▶ **Consigne 1**
Dressez la liste de toutes les personnes nommées dans le récit sur Blanqui en 1871, le narrateur excepté.
▶ **Consigne 2**
Poursuivez le récit sur la recherche de Blanqui en 1871, en reprenant juste après sa dernière phrase.

▶ **Texte fourni**
^^^^^^^^

PREMIÈRE NÉGOCIATION

Le 12 février 1871, jour de la publication d’une brochure de Blanqui, intitulée : Un dernier mot, nous quittions Paris, Blanqui, Tridon et moi, eux pour aller à Bordeaux, moi pour aller à Cuers (Var), où des affaires m’appelaient. En nous séparant à Vierzon, il fut convenu entre Blanqui et moi qu’aussitôt mes affaires finies j’irais à Bruxelles chercher des manuscrits qu’il y avait laissés, et que de là je me rendrais chez madame Barrellier, sa sœur, qui se trouvait alors dans le département du Lot.

Le 27 mars, je reçus à Cuers une lettre de Tridon ainsi conçue :

La Commune est proclamée à Paris. Ne perds pas une minute, viens de suite. Blanqui qui nous serait si nécessaire a été arrêté le 17. Cette arrestation est un malheur pour la Commune.

Signé : Tridon

Le 29 mars, j’étais à Paris.

Le souvenir de la joie que j’éprouvai, en m’y retrouvant, me fait, après quatorze ans, encore battre le cœur, mais la douleur que j’eus de ne pas voir Blanqui à l’Hôtel de Ville, au milieu de ses amis, me parut d’un mauvais augure, et me consterna. Hélas ! il fallut s’y résigner.

Le 6 avril, plusieurs membres de la Commune me proposèrent d’aller à la recherche de Blanqui ; Tridon s’y opposa, et proposa à ses collègues une négociation avec Versailles, pour arriver à l’échange de Blanqui contre les otages. Il démontra qu’il en serait beaucoup mieux ainsi, Granger et Pilhes étant déjà partis pour découvrir le séjour du grand citoyen, car Thiers avait si bien pris ses dispositions que rien ne transpirait sur le sort réservé au prisonnier brutalement arrêté et séquestré avec les plus minutieuses précautions.

^^^^^^^^

▶ **Données enregistrées**
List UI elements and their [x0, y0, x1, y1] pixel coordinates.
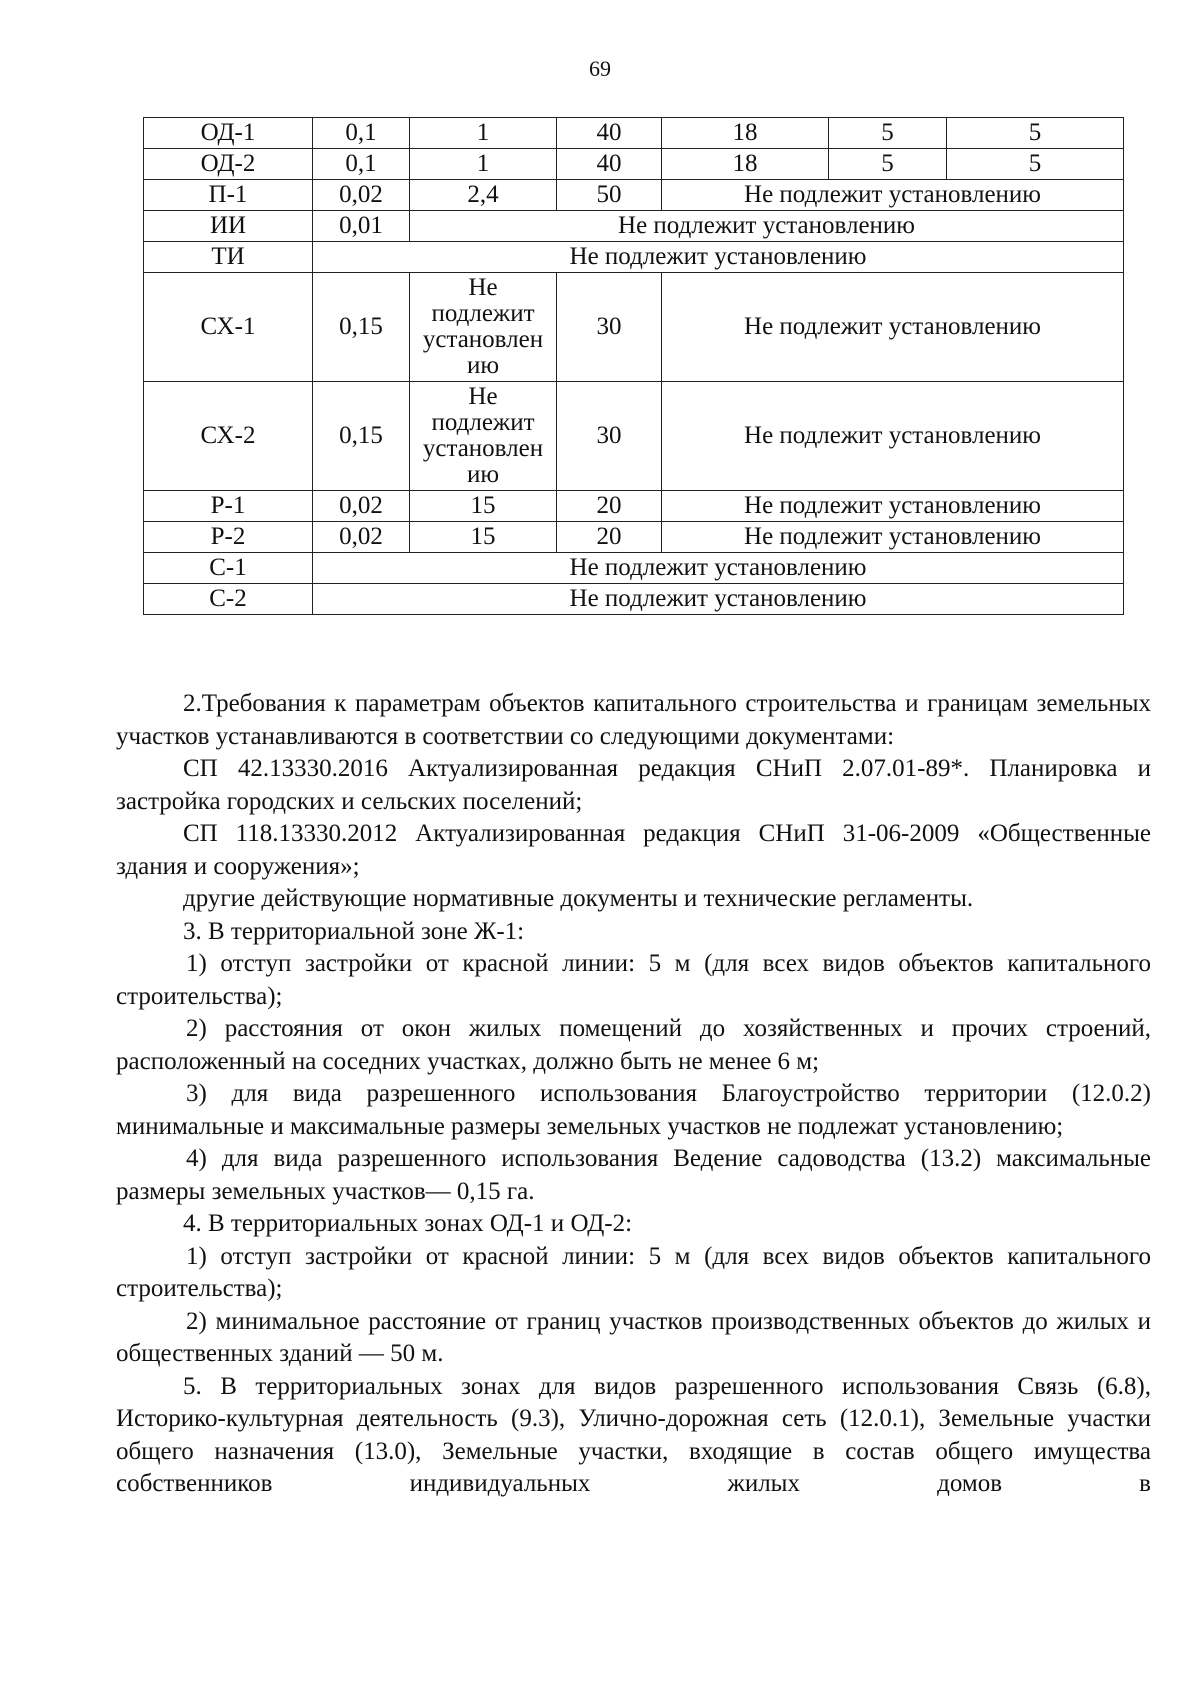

^^^^^^^^

▶ **Production attendue 1**
- Blanqui
- Tridon
- madame Barrellier
- Granger
- Pilhes
- Thiers

▶ **Production attendue 2**
Le 9 avril, Rigault me fit dire de passer à la Préfecture.

Je m’y rendis aussitôt. Il vint à ma rencontre et me dit :

— Eh bien, voilà ce que nos amis et moi avons arrêté. Nous allons commencer, par l’intermédiaire de l’archevêque qui est à Mazas, une négociation afin qu’on nous rende Blanqui qui se trouve entre les griffes des coquins de Versailles. Veux-tu te charger de cette affaire ?

— Je suis prêt, lui dis-je, à tout faire pour que Blanqui soit à l’Hôtel de Ville au milieu de vous.

— À la bonne heure ; je n’attendais pas moins de toi ! Rends-toi à Mazas et entends-toi avec Darboy, tu as carte blanche.

Il me remit un permis ainsi conçu :

Au Directeur de Mazas,

Laissez communiquer le citoyen Flotte avec Lagarde, grand vicaire, et Darboy, archevêque de Paris.

Le délégué à l’ex-Préfecture de police,
Raoul Rigault.

(Permis personnel valable tous les jours et à toute heure.)

Le même jour, à huit heures du soir, j’étais à Mazas, demandant à voir l’archevêque, et cinq minutes après commençait entre lui et moi la conversation suivante :

— Monsieur, lui dis-je, je suis autorisé à m’entendre avec vous, afin d’aboutir, si la chose est possible, à un échange de prisonniers. La Commune mettrait en liberté l’archevêque, le grand vicaire de Paris, M. Bonjean et le curé de la Madeleine, si le gouvernement de Versailles consentait à rendre Blanqui.

M. Darboy me répondit :

— J’ai ma sœur qui est retenue comme otage.

— Votre sœur sera aussi mise en liberté si Blanqui nous est rendu.

— Mais, que dois-je faire pour cela ? dit M. Darboy.

— Écrire à M. Thiers pour lui proposer l’échange, et me désigner la personne que vous désirerez charger de votre lettre, afin que j’en avertisse le citoyen Rigault, délégué à l’ex-Préfecture.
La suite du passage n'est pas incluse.